To be done>
Report only the number of lines that hold the word "Change".

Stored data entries
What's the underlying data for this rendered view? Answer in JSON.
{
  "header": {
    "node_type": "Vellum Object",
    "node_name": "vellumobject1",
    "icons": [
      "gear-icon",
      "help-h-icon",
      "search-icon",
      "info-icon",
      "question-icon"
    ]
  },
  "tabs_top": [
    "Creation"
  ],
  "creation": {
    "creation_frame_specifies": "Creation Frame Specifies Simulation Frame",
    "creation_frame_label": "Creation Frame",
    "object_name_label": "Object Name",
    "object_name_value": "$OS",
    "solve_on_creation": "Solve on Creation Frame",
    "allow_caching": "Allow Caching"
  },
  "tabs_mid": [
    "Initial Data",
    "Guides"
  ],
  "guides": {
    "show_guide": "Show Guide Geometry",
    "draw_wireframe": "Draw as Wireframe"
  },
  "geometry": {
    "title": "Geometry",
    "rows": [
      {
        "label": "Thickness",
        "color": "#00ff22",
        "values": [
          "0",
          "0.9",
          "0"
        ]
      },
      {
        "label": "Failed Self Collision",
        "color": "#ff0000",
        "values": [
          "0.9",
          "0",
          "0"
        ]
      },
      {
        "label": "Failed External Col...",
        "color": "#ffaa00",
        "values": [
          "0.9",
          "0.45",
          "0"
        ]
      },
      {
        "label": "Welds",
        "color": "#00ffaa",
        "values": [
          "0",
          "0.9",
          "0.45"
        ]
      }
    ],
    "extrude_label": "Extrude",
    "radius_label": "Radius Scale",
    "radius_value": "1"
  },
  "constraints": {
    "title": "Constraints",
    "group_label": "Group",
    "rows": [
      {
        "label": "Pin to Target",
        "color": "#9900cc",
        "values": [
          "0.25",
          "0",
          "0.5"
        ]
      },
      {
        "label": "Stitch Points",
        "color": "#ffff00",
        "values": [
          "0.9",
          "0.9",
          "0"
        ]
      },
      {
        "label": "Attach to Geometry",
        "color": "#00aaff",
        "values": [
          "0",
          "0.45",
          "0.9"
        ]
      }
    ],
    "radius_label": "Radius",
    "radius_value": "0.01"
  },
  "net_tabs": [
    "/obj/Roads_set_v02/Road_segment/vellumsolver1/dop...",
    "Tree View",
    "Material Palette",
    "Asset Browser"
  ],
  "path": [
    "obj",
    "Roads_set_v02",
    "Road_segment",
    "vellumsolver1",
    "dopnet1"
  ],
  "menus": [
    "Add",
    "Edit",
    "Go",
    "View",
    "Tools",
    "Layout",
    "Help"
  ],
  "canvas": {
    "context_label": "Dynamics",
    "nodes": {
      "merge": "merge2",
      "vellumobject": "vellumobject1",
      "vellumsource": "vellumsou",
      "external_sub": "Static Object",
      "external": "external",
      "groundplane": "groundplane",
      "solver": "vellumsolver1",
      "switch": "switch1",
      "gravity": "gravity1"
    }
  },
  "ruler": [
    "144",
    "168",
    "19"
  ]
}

* * *

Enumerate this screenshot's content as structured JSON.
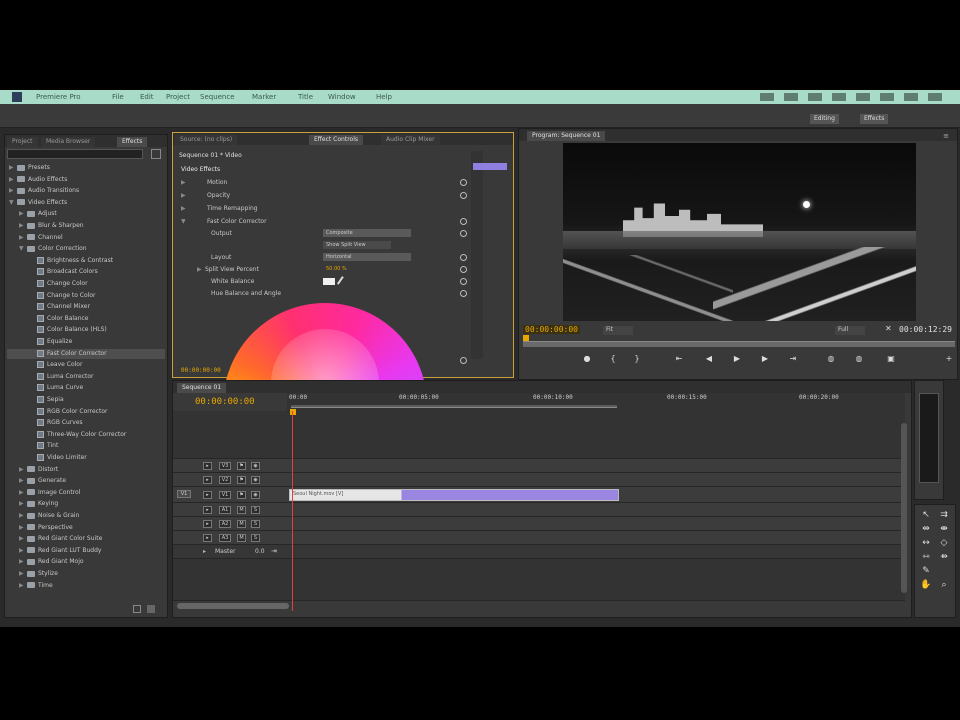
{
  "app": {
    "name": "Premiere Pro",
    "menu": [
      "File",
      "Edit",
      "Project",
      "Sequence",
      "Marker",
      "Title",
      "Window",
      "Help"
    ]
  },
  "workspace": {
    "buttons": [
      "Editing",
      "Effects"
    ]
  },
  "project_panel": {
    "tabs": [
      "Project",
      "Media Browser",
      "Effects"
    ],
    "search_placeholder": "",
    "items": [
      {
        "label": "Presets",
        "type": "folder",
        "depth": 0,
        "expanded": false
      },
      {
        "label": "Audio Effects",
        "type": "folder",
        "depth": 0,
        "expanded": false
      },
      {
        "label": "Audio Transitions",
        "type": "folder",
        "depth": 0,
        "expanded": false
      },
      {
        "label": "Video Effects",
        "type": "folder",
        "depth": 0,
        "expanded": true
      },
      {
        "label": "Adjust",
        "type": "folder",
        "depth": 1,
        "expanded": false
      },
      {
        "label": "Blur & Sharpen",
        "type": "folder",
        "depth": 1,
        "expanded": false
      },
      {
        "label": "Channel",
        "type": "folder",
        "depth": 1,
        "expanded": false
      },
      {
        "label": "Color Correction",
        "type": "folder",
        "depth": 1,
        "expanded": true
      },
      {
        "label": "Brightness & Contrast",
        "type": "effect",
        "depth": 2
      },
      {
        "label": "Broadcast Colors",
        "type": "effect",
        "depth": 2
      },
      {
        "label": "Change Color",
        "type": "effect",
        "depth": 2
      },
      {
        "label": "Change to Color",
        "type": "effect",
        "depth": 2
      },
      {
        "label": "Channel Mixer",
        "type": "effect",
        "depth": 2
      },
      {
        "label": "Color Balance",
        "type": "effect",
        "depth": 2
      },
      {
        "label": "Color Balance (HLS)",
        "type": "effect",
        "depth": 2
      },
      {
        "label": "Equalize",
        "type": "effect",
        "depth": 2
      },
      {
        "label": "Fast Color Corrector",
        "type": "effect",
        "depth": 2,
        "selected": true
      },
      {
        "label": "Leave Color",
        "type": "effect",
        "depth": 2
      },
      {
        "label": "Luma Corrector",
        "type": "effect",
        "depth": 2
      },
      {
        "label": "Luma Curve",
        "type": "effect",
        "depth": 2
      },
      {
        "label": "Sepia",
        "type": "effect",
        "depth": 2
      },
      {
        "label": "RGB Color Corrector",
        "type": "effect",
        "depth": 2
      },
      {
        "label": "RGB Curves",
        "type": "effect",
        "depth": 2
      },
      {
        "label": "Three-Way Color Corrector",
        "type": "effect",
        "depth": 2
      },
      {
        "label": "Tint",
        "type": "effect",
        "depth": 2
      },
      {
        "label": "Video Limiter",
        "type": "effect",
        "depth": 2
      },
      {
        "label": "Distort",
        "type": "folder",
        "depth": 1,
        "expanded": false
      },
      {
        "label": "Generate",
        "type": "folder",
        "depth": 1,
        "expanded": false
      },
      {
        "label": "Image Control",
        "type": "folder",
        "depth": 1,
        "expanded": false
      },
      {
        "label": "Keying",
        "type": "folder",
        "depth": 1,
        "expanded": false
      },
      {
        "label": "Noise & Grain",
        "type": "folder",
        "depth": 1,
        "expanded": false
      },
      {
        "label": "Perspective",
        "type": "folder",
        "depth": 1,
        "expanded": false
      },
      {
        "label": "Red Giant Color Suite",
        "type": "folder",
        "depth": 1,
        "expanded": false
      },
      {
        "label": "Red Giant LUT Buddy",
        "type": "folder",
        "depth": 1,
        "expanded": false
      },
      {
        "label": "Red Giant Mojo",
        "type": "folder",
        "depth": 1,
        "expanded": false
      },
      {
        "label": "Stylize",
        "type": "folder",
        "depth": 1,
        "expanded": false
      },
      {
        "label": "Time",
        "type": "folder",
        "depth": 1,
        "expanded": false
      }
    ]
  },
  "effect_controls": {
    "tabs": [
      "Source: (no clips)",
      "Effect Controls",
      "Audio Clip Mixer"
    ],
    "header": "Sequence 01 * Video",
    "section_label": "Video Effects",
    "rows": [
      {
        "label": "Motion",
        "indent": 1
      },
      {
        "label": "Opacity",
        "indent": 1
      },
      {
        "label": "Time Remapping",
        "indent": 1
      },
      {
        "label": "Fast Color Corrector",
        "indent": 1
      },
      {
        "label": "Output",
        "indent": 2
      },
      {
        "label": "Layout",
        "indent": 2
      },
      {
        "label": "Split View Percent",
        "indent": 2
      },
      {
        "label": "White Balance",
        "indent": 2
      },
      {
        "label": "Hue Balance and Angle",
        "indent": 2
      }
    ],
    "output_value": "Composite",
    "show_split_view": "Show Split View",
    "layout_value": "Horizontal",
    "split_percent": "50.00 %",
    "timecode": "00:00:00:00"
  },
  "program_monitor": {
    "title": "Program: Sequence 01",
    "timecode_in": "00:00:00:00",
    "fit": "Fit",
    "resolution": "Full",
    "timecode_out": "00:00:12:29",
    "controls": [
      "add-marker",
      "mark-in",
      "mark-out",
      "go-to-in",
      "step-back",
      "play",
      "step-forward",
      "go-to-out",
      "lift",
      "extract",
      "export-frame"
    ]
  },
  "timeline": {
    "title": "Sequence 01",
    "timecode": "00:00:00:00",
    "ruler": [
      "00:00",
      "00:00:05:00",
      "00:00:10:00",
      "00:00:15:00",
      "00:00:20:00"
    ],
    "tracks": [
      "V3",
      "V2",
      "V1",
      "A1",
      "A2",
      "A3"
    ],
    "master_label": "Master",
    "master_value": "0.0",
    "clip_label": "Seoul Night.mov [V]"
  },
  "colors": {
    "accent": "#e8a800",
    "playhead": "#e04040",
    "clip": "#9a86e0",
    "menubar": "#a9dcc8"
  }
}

Problem solution>
2